— Task requirements —
Transcribe the material in full. Nothing should differ except that the pictures are left out.

— Dataset rows —
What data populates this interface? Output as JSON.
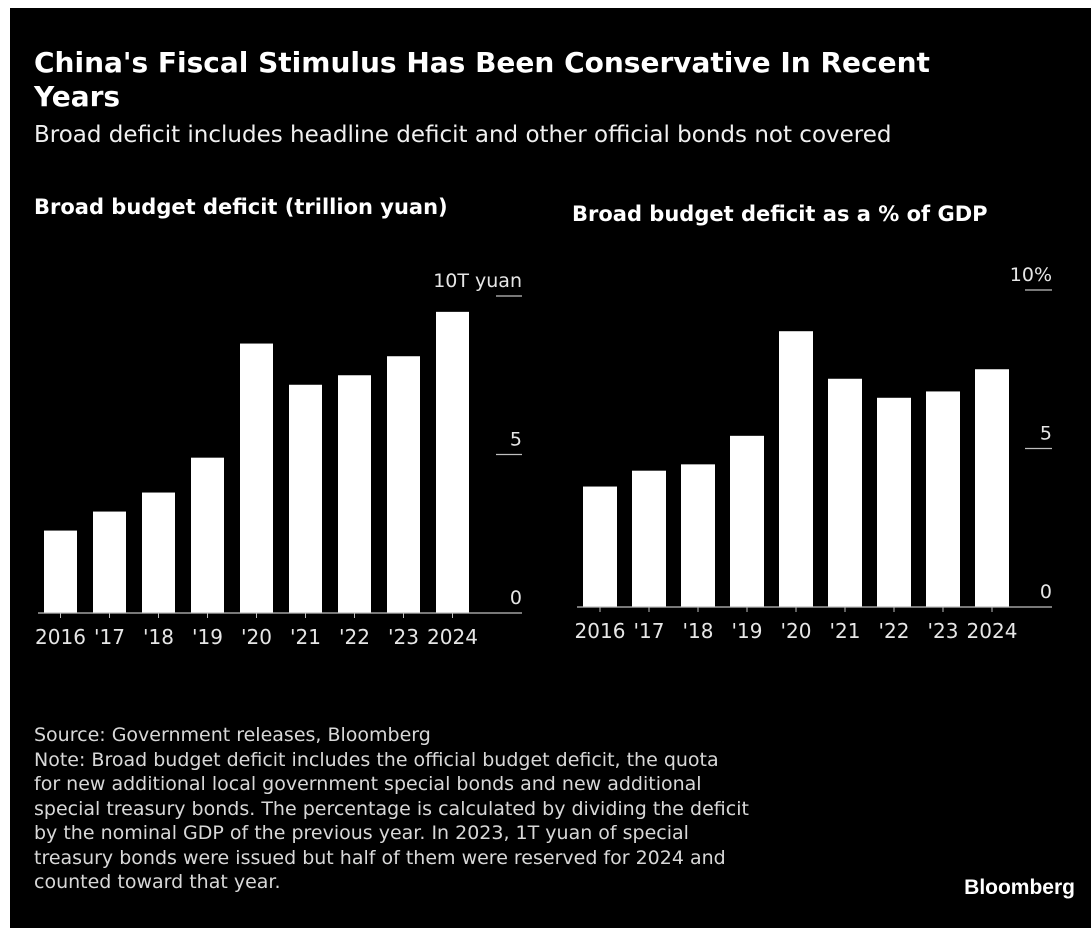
{
  "title": "China's Fiscal Stimulus Has Been Conservative In Recent Years",
  "subtitle": "Broad deficit includes headline deficit and other official bonds not covered",
  "colors": {
    "background": "#000000",
    "bar": "#ffffff",
    "text": "#ffffff",
    "axis": "#bfbfbf"
  },
  "chart_data": [
    {
      "type": "bar",
      "title": "Broad budget deficit (trillion yuan)",
      "categories": [
        "2016",
        "'17",
        "'18",
        "'19",
        "'20",
        "'21",
        "'22",
        "'23",
        "2024"
      ],
      "values": [
        2.6,
        3.2,
        3.8,
        4.9,
        8.5,
        7.2,
        7.5,
        8.1,
        9.5
      ],
      "ylim": [
        0,
        10
      ],
      "yticks": [
        {
          "value": 10,
          "label": "10T yuan"
        },
        {
          "value": 5,
          "label": "5"
        },
        {
          "value": 0,
          "label": "0"
        }
      ],
      "xlabel": "",
      "ylabel": "",
      "grid": false,
      "y_axis_side": "right"
    },
    {
      "type": "bar",
      "title": "Broad budget deficit as a % of GDP",
      "categories": [
        "2016",
        "'17",
        "'18",
        "'19",
        "'20",
        "'21",
        "'22",
        "'23",
        "2024"
      ],
      "values": [
        3.8,
        4.3,
        4.5,
        5.4,
        8.7,
        7.2,
        6.6,
        6.8,
        7.5
      ],
      "ylim": [
        0,
        10
      ],
      "yticks": [
        {
          "value": 10,
          "label": "10%"
        },
        {
          "value": 5,
          "label": "5"
        },
        {
          "value": 0,
          "label": "0"
        }
      ],
      "xlabel": "",
      "ylabel": "",
      "grid": false,
      "y_axis_side": "right"
    }
  ],
  "source": "Source: Government releases, Bloomberg",
  "note_lines": [
    "Note: Broad budget deficit includes the official budget deficit, the quota",
    "for new additional local government special bonds and new additional",
    "special treasury bonds. The percentage is calculated by dividing the deficit",
    "by the nominal GDP of the previous year. In 2023, 1T yuan of special",
    "treasury bonds were issued but half of them were reserved for 2024 and",
    "counted toward that year."
  ],
  "brand": "Bloomberg"
}
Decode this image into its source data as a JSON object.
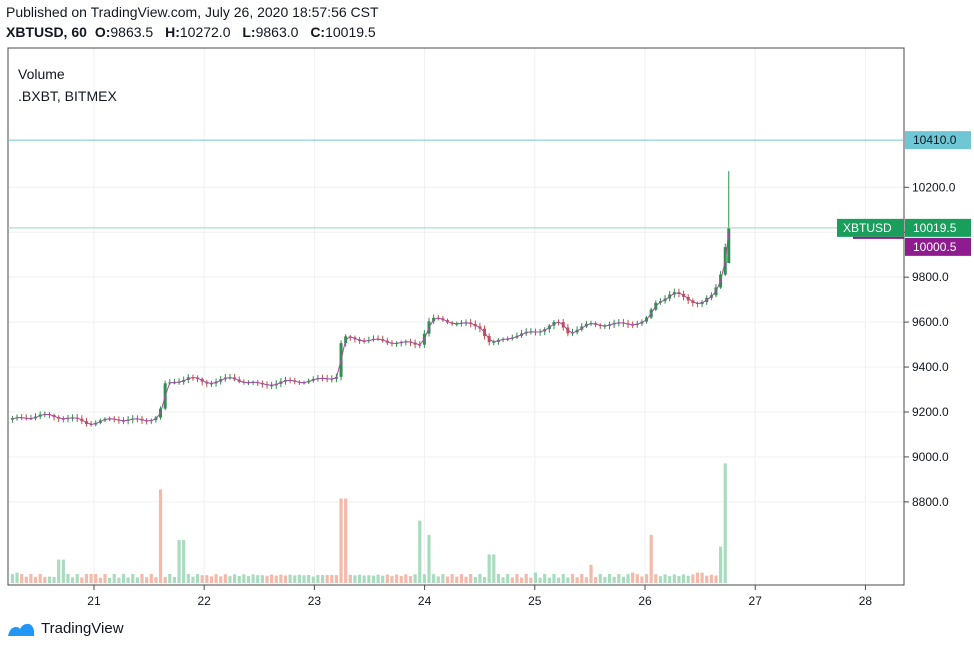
{
  "header": {
    "published": "Published on TradingView.com, July 26, 2020 18:57:56 CST",
    "symbol": "XBTUSD, 60",
    "o_label": "O:",
    "o_value": "9863.5",
    "h_label": "H:",
    "h_value": "10272.0",
    "l_label": "L:",
    "l_value": "9863.0",
    "c_label": "C:",
    "c_value": "10019.5"
  },
  "legend": {
    "line1": "Volume",
    "line2": ".BXBT, BITMEX"
  },
  "brand": {
    "name": "TradingView"
  },
  "colors": {
    "up": "#26a69a",
    "up_body": "#2f8f4e",
    "down": "#c6504b",
    "vol_up": "#a9dcbf",
    "vol_down": "#f5b9aa",
    "line": "#a64ca6",
    "bxbt_badge": "#8e1c8e",
    "xbt_badge": "#1a9e5c",
    "hline": "#6fc7d6",
    "hline_badge": "#6fc7d6",
    "grid": "#eef0f3"
  },
  "chart_data": {
    "type": "candlestick",
    "y_axis": {
      "ticks": [
        8800,
        9000,
        9200,
        9400,
        9600,
        9800,
        10000,
        10200
      ],
      "tick_labels": [
        "8800.0",
        "9000.0",
        "9200.0",
        "9400.0",
        "9600.0",
        "9800.0",
        "10000.0",
        "10200.0"
      ],
      "range": [
        8430,
        10820
      ]
    },
    "x_axis": {
      "ticks": [
        21,
        22,
        23,
        24,
        25,
        26,
        27,
        28
      ],
      "tick_labels": [
        "21",
        "22",
        "23",
        "24",
        "25",
        "26",
        "27",
        "28"
      ],
      "range": [
        20.22,
        28.35
      ]
    },
    "horizontal_line": {
      "value": 10410.0,
      "label": "10410.0"
    },
    "last_price": {
      "symbol": "XBTUSD",
      "value": 10019.5,
      "label": "10019.5"
    },
    "index_price": {
      "symbol": ".BXBT",
      "value": 10000.5,
      "label": "10000.5"
    },
    "series": [
      {
        "name": "XBTUSD",
        "kind": "candles",
        "points": [
          [
            20.25,
            9165
          ],
          [
            20.5,
            9185
          ],
          [
            20.75,
            9175
          ],
          [
            20.95,
            9150
          ],
          [
            21.2,
            9170
          ],
          [
            21.45,
            9160
          ],
          [
            21.6,
            9185
          ],
          [
            21.62,
            9315
          ],
          [
            21.85,
            9355
          ],
          [
            22.0,
            9330
          ],
          [
            22.25,
            9350
          ],
          [
            22.5,
            9320
          ],
          [
            22.75,
            9335
          ],
          [
            23.0,
            9340
          ],
          [
            23.2,
            9360
          ],
          [
            23.25,
            9530
          ],
          [
            23.5,
            9520
          ],
          [
            23.75,
            9510
          ],
          [
            23.95,
            9500
          ],
          [
            24.05,
            9615
          ],
          [
            24.25,
            9600
          ],
          [
            24.5,
            9580
          ],
          [
            24.6,
            9500
          ],
          [
            24.8,
            9540
          ],
          [
            25.0,
            9555
          ],
          [
            25.2,
            9600
          ],
          [
            25.3,
            9555
          ],
          [
            25.5,
            9590
          ],
          [
            25.75,
            9590
          ],
          [
            26.0,
            9600
          ],
          [
            26.1,
            9690
          ],
          [
            26.25,
            9730
          ],
          [
            26.5,
            9680
          ],
          [
            26.62,
            9720
          ],
          [
            26.7,
            9840
          ],
          [
            26.75,
            10019.5
          ]
        ]
      },
      {
        "name": "Volume",
        "kind": "volume",
        "values": [
          [
            20.3,
            0.08
          ],
          [
            20.6,
            0.05
          ],
          [
            20.7,
            0.18
          ],
          [
            21.0,
            0.07
          ],
          [
            21.6,
            0.72
          ],
          [
            21.8,
            0.33
          ],
          [
            22.0,
            0.06
          ],
          [
            22.5,
            0.06
          ],
          [
            23.0,
            0.05
          ],
          [
            23.27,
            0.65
          ],
          [
            23.5,
            0.06
          ],
          [
            23.95,
            0.48
          ],
          [
            24.05,
            0.37
          ],
          [
            24.6,
            0.22
          ],
          [
            25.0,
            0.08
          ],
          [
            25.5,
            0.14
          ],
          [
            25.9,
            0.08
          ],
          [
            26.05,
            0.37
          ],
          [
            26.5,
            0.08
          ],
          [
            26.7,
            0.28
          ],
          [
            26.75,
            0.92
          ]
        ]
      }
    ]
  }
}
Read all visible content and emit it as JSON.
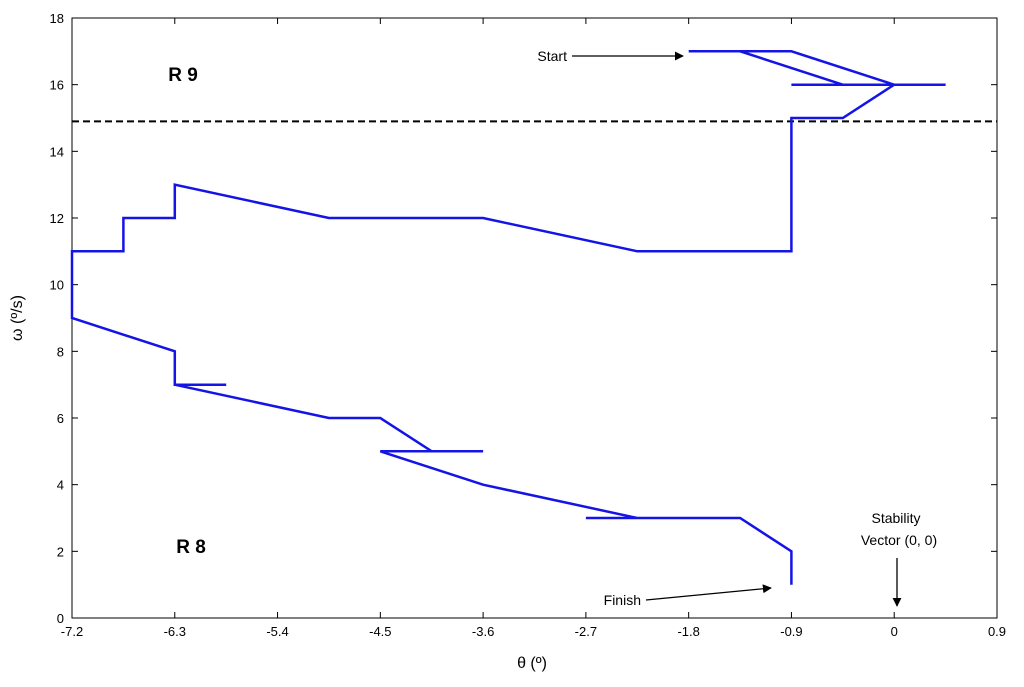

— Answer to this problem —
What data populates this interface? Output as JSON.
{
  "title": "China's Fiscal Stimulus Has Been Conservative In Recent Years",
  "subtitle": "Broad deficit includes headline deficit and other official bonds not covered",
  "colors": {
    "background": "#000000",
    "bar": "#ffffff",
    "text": "#ffffff",
    "axis": "#bfbfbf"
  },
  "chart_data": [
    {
      "type": "bar",
      "title": "Broad budget deficit (trillion yuan)",
      "categories": [
        "2016",
        "'17",
        "'18",
        "'19",
        "'20",
        "'21",
        "'22",
        "'23",
        "2024"
      ],
      "values": [
        2.6,
        3.2,
        3.8,
        4.9,
        8.5,
        7.2,
        7.5,
        8.1,
        9.5
      ],
      "ylim": [
        0,
        10
      ],
      "yticks": [
        {
          "value": 10,
          "label": "10T yuan"
        },
        {
          "value": 5,
          "label": "5"
        },
        {
          "value": 0,
          "label": "0"
        }
      ],
      "xlabel": "",
      "ylabel": "",
      "grid": false,
      "y_axis_side": "right"
    },
    {
      "type": "bar",
      "title": "Broad budget deficit as a % of GDP",
      "categories": [
        "2016",
        "'17",
        "'18",
        "'19",
        "'20",
        "'21",
        "'22",
        "'23",
        "2024"
      ],
      "values": [
        3.8,
        4.3,
        4.5,
        5.4,
        8.7,
        7.2,
        6.6,
        6.8,
        7.5
      ],
      "ylim": [
        0,
        10
      ],
      "yticks": [
        {
          "value": 10,
          "label": "10%"
        },
        {
          "value": 5,
          "label": "5"
        },
        {
          "value": 0,
          "label": "0"
        }
      ],
      "xlabel": "",
      "ylabel": "",
      "grid": false,
      "y_axis_side": "right"
    }
  ],
  "source": "Source: Government releases, Bloomberg",
  "note_lines": [
    "Note: Broad budget deficit includes the official budget deficit, the quota",
    "for new additional local government special bonds and new additional",
    "special treasury bonds. The percentage is calculated by dividing the deficit",
    "by the nominal GDP of the previous year. In 2023, 1T yuan of special",
    "treasury bonds were issued but half of them were reserved for 2024 and",
    "counted toward that year."
  ],
  "brand": "Bloomberg"
}
Decode this image into its source data as a JSON object.
{
  "header": {
    "published": "Published on TradingView.com, July 26, 2020 18:57:56 CST",
    "symbol": "XBTUSD, 60",
    "o_label": "O:",
    "o_value": "9863.5",
    "h_label": "H:",
    "h_value": "10272.0",
    "l_label": "L:",
    "l_value": "9863.0",
    "c_label": "C:",
    "c_value": "10019.5"
  },
  "legend": {
    "line1": "Volume",
    "line2": ".BXBT, BITMEX"
  },
  "brand": {
    "name": "TradingView"
  },
  "colors": {
    "up": "#26a69a",
    "up_body": "#2f8f4e",
    "down": "#c6504b",
    "vol_up": "#a9dcbf",
    "vol_down": "#f5b9aa",
    "line": "#a64ca6",
    "bxbt_badge": "#8e1c8e",
    "xbt_badge": "#1a9e5c",
    "hline": "#6fc7d6",
    "hline_badge": "#6fc7d6",
    "grid": "#eef0f3"
  },
  "chart_data": {
    "type": "candlestick",
    "y_axis": {
      "ticks": [
        8800,
        9000,
        9200,
        9400,
        9600,
        9800,
        10000,
        10200
      ],
      "tick_labels": [
        "8800.0",
        "9000.0",
        "9200.0",
        "9400.0",
        "9600.0",
        "9800.0",
        "10000.0",
        "10200.0"
      ],
      "range": [
        8430,
        10820
      ]
    },
    "x_axis": {
      "ticks": [
        21,
        22,
        23,
        24,
        25,
        26,
        27,
        28
      ],
      "tick_labels": [
        "21",
        "22",
        "23",
        "24",
        "25",
        "26",
        "27",
        "28"
      ],
      "range": [
        20.22,
        28.35
      ]
    },
    "horizontal_line": {
      "value": 10410.0,
      "label": "10410.0"
    },
    "last_price": {
      "symbol": "XBTUSD",
      "value": 10019.5,
      "label": "10019.5"
    },
    "index_price": {
      "symbol": ".BXBT",
      "value": 10000.5,
      "label": "10000.5"
    },
    "series": [
      {
        "name": "XBTUSD",
        "kind": "candles",
        "points": [
          [
            20.25,
            9165
          ],
          [
            20.5,
            9185
          ],
          [
            20.75,
            9175
          ],
          [
            20.95,
            9150
          ],
          [
            21.2,
            9170
          ],
          [
            21.45,
            9160
          ],
          [
            21.6,
            9185
          ],
          [
            21.62,
            9315
          ],
          [
            21.85,
            9355
          ],
          [
            22.0,
            9330
          ],
          [
            22.25,
            9350
          ],
          [
            22.5,
            9320
          ],
          [
            22.75,
            9335
          ],
          [
            23.0,
            9340
          ],
          [
            23.2,
            9360
          ],
          [
            23.25,
            9530
          ],
          [
            23.5,
            9520
          ],
          [
            23.75,
            9510
          ],
          [
            23.95,
            9500
          ],
          [
            24.05,
            9615
          ],
          [
            24.25,
            9600
          ],
          [
            24.5,
            9580
          ],
          [
            24.6,
            9500
          ],
          [
            24.8,
            9540
          ],
          [
            25.0,
            9555
          ],
          [
            25.2,
            9600
          ],
          [
            25.3,
            9555
          ],
          [
            25.5,
            9590
          ],
          [
            25.75,
            9590
          ],
          [
            26.0,
            9600
          ],
          [
            26.1,
            9690
          ],
          [
            26.25,
            9730
          ],
          [
            26.5,
            9680
          ],
          [
            26.62,
            9720
          ],
          [
            26.7,
            9840
          ],
          [
            26.75,
            10019.5
          ]
        ]
      },
      {
        "name": "Volume",
        "kind": "volume",
        "values": [
          [
            20.3,
            0.08
          ],
          [
            20.6,
            0.05
          ],
          [
            20.7,
            0.18
          ],
          [
            21.0,
            0.07
          ],
          [
            21.6,
            0.72
          ],
          [
            21.8,
            0.33
          ],
          [
            22.0,
            0.06
          ],
          [
            22.5,
            0.06
          ],
          [
            23.0,
            0.05
          ],
          [
            23.27,
            0.65
          ],
          [
            23.5,
            0.06
          ],
          [
            23.95,
            0.48
          ],
          [
            24.05,
            0.37
          ],
          [
            24.6,
            0.22
          ],
          [
            25.0,
            0.08
          ],
          [
            25.5,
            0.14
          ],
          [
            25.9,
            0.08
          ],
          [
            26.05,
            0.37
          ],
          [
            26.5,
            0.08
          ],
          [
            26.7,
            0.28
          ],
          [
            26.75,
            0.92
          ]
        ]
      }
    ]
  }
}
Read all visible content and emit it as JSON.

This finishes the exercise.